→ **Exercise brief**
Pick out all lines with the word "footer" from the records that follow.

→ **Records for this exercise**
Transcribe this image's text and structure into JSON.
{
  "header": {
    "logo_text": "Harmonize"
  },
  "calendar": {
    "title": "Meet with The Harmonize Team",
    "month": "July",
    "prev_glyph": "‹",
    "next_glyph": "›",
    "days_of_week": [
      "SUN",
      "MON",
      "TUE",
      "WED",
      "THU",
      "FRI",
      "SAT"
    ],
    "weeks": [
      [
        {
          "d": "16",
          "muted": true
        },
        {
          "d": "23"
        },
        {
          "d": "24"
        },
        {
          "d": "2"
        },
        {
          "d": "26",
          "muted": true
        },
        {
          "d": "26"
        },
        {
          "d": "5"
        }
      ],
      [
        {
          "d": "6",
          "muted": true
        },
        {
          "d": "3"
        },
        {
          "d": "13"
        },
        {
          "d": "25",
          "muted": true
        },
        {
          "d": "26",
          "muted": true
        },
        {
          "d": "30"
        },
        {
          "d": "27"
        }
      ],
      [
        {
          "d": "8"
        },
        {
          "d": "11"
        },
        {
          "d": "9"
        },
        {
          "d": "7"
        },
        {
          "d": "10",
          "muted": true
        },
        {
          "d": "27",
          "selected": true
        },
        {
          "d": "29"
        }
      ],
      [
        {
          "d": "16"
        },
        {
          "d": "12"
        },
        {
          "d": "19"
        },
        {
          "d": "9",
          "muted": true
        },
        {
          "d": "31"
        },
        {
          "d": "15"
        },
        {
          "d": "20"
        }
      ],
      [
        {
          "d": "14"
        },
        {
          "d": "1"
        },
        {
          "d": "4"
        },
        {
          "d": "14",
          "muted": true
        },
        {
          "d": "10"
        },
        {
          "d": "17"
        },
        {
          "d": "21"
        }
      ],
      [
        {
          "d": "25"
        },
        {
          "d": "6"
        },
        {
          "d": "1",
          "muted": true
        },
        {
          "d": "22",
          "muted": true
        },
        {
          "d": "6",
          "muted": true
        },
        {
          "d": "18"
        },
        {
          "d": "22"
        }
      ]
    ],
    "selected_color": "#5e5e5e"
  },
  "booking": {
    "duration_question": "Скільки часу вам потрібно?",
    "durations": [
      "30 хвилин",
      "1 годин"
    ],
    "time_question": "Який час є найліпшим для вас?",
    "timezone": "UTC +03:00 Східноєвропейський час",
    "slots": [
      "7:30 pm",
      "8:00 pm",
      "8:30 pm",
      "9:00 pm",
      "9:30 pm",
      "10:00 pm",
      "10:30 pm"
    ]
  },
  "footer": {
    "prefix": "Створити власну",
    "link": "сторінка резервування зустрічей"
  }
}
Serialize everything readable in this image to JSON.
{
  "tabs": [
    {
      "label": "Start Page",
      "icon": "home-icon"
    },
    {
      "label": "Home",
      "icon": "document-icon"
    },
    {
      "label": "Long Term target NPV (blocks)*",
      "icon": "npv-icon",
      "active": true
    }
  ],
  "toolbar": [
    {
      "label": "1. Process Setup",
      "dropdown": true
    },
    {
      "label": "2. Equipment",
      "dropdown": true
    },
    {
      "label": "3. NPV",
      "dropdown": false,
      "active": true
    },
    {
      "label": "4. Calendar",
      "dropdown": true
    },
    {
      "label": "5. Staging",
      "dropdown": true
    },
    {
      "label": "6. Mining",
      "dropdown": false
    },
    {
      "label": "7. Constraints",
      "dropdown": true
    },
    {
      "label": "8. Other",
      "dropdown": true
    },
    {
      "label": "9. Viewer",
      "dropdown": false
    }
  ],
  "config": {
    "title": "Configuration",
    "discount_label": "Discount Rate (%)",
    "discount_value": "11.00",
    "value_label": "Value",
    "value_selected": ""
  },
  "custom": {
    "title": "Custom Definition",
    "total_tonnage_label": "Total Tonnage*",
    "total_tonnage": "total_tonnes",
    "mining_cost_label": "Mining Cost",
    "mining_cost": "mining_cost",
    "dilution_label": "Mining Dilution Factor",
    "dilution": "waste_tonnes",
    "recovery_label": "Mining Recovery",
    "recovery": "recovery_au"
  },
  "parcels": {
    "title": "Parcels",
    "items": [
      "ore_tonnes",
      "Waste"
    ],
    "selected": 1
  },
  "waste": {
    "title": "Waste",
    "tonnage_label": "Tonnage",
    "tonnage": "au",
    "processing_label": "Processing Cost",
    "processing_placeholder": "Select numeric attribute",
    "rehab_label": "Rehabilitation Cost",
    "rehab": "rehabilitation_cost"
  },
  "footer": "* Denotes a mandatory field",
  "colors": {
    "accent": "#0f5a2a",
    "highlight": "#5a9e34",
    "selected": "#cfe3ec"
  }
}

==

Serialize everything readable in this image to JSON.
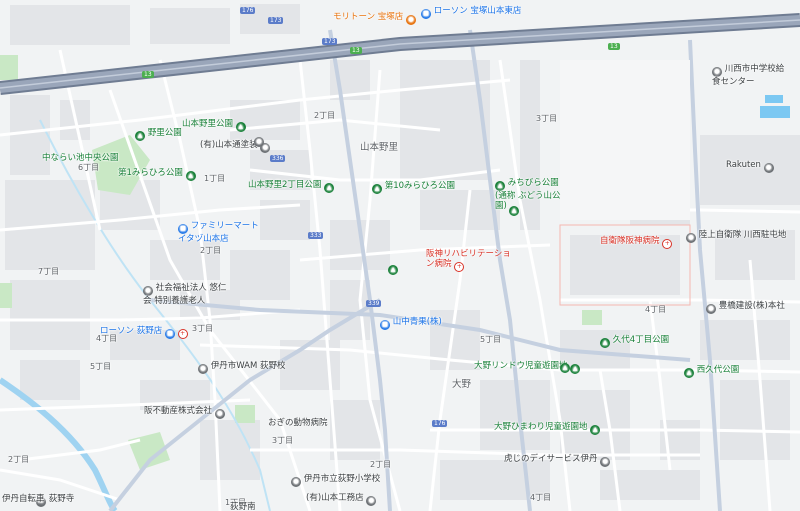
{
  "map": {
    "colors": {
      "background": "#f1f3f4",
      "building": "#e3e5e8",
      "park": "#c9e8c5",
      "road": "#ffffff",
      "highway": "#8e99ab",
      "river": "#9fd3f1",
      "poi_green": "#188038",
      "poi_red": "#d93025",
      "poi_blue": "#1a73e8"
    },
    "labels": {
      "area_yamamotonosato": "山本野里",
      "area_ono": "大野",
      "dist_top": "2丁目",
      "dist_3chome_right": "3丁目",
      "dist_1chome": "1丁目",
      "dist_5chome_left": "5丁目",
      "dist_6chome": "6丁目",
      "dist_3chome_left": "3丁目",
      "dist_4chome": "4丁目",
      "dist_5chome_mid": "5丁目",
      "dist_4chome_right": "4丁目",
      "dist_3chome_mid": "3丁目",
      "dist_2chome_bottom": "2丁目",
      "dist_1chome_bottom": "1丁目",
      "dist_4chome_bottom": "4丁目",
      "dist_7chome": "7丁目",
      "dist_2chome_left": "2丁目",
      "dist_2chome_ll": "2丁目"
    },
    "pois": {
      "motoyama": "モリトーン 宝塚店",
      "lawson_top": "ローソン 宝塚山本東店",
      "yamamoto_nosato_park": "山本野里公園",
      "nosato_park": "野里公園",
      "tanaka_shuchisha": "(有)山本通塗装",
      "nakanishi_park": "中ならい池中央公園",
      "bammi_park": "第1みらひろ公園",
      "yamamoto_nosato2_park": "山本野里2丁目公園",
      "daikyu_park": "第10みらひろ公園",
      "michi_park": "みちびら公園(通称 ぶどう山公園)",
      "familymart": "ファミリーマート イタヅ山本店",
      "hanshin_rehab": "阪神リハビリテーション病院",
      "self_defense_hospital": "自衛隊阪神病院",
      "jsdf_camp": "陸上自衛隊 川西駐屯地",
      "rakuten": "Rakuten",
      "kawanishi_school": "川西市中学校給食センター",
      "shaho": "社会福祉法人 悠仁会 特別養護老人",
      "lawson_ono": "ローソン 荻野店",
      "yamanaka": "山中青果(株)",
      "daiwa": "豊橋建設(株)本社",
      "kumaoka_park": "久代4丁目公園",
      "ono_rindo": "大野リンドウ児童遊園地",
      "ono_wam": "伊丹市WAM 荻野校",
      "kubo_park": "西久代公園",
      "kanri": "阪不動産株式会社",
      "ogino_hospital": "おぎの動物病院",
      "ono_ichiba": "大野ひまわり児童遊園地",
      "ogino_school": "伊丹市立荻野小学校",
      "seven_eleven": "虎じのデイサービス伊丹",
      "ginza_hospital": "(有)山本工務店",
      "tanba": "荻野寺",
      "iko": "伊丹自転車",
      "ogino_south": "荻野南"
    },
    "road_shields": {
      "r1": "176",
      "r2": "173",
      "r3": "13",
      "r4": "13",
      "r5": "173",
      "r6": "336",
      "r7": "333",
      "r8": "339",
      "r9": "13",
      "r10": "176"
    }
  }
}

---

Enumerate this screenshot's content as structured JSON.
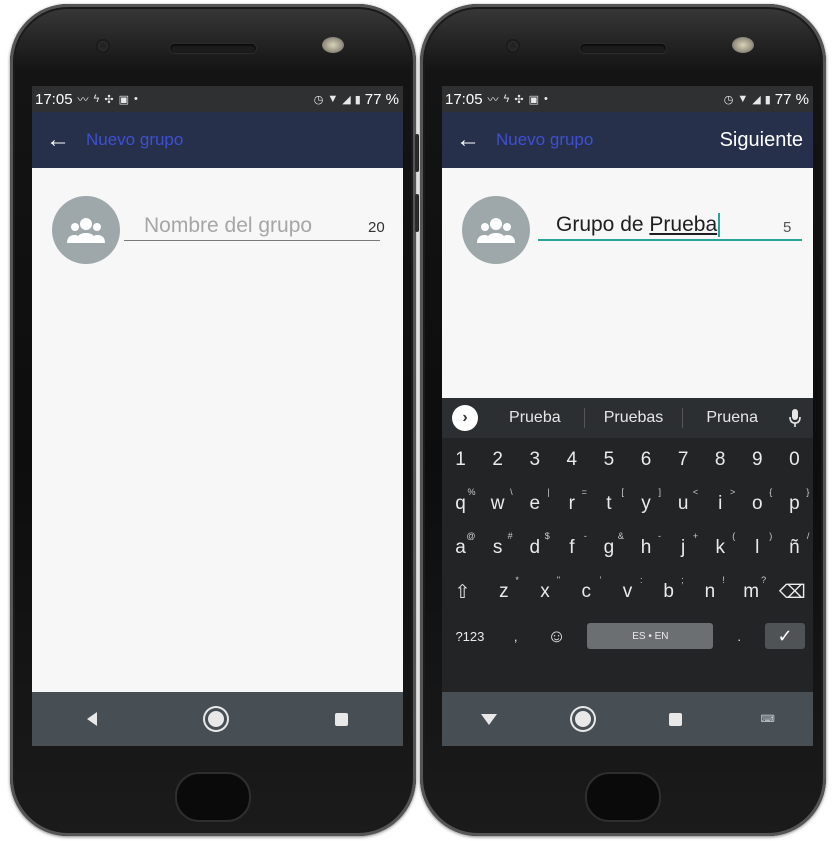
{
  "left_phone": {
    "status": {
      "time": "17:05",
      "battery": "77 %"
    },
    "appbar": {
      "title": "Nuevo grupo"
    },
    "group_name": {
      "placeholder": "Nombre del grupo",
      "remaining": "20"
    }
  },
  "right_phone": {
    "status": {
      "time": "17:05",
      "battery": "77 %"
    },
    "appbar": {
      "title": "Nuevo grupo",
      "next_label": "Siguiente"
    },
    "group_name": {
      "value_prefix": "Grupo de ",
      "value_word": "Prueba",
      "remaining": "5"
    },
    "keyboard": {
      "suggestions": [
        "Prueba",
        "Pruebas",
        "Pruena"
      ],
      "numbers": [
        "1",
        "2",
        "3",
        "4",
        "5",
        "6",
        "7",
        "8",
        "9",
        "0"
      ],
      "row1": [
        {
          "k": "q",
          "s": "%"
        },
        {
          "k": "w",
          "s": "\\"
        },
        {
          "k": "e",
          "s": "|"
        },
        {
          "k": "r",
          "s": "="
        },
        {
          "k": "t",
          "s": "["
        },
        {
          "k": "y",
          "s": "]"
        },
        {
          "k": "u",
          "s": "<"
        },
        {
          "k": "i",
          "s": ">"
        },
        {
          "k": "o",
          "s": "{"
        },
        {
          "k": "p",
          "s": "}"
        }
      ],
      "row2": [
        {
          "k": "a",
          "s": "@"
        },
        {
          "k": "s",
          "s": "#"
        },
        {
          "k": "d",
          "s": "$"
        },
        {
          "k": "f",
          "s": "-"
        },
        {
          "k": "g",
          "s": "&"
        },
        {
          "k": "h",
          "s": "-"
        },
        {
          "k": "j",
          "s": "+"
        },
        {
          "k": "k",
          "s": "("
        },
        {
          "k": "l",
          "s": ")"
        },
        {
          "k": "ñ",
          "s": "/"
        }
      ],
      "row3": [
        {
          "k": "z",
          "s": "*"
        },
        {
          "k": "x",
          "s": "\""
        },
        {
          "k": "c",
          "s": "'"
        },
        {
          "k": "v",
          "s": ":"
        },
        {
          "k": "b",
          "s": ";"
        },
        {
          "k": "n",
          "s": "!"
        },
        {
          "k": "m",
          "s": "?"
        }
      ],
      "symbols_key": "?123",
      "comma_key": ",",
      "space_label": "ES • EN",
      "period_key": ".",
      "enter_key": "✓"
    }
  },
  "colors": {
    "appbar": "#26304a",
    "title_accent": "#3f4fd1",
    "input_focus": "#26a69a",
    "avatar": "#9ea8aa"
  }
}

→ **Response to this exercise**
  "footer": {
  "footer": "* Denotes a mandatory field",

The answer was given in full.